Data extracted from a collection
- - -

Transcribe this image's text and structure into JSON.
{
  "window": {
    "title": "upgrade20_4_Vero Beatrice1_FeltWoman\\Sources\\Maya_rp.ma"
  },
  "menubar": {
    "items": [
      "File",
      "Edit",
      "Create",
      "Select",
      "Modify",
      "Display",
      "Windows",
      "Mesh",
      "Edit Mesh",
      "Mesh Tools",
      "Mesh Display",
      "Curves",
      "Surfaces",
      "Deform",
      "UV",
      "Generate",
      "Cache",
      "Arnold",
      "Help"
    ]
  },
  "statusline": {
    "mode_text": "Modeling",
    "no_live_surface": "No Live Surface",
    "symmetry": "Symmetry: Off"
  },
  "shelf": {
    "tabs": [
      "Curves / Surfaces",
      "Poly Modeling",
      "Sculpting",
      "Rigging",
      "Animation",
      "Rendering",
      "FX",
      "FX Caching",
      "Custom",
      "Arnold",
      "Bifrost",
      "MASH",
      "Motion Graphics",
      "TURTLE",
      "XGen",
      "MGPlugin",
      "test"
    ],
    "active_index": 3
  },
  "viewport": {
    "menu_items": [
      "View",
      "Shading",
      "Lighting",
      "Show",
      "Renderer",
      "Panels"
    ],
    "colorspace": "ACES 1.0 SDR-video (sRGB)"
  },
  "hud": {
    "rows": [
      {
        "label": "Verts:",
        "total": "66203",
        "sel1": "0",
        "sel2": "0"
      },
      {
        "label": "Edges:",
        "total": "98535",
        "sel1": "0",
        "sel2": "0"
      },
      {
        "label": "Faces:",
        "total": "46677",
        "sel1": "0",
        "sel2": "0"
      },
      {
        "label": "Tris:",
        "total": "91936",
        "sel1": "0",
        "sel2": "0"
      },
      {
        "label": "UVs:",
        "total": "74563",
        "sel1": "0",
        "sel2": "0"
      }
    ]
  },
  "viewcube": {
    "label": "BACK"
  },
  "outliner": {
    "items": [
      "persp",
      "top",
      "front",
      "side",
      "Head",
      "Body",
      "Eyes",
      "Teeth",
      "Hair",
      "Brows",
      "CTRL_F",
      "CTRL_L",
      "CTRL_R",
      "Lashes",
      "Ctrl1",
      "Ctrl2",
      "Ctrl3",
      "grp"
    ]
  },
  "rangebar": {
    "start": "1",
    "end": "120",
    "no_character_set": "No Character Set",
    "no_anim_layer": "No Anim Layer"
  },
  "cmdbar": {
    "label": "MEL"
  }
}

- - -

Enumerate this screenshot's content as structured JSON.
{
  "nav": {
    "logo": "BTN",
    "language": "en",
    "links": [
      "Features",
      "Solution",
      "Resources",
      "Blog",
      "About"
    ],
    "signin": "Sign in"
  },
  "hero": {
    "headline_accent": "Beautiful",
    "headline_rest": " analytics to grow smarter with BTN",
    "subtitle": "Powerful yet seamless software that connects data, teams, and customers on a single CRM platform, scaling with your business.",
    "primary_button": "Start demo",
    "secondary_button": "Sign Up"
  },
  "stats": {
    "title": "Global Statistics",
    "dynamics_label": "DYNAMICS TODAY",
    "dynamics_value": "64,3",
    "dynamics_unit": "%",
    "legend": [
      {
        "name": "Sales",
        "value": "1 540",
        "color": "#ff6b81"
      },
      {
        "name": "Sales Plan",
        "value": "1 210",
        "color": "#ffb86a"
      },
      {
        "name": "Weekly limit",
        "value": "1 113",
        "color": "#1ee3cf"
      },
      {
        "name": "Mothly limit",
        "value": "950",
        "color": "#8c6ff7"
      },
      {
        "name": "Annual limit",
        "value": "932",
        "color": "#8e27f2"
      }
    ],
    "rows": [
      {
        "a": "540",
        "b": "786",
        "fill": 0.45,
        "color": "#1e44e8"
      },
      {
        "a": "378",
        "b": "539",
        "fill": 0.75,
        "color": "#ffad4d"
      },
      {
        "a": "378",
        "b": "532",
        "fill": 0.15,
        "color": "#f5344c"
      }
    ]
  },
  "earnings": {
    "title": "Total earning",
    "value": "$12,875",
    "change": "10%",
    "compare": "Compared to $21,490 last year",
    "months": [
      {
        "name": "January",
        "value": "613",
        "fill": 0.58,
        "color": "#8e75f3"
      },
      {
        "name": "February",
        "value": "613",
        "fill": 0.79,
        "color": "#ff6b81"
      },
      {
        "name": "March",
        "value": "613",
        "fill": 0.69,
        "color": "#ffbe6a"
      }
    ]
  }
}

- - -

Challenge:
Locate the word "fill" in the records and collect each line it appears in.

Solved problem:
        "fill": 0.45,
        "fill": 0.75,
        "fill": 0.15,
        "fill": 0.58,
        "fill": 0.79,
        "fill": 0.69,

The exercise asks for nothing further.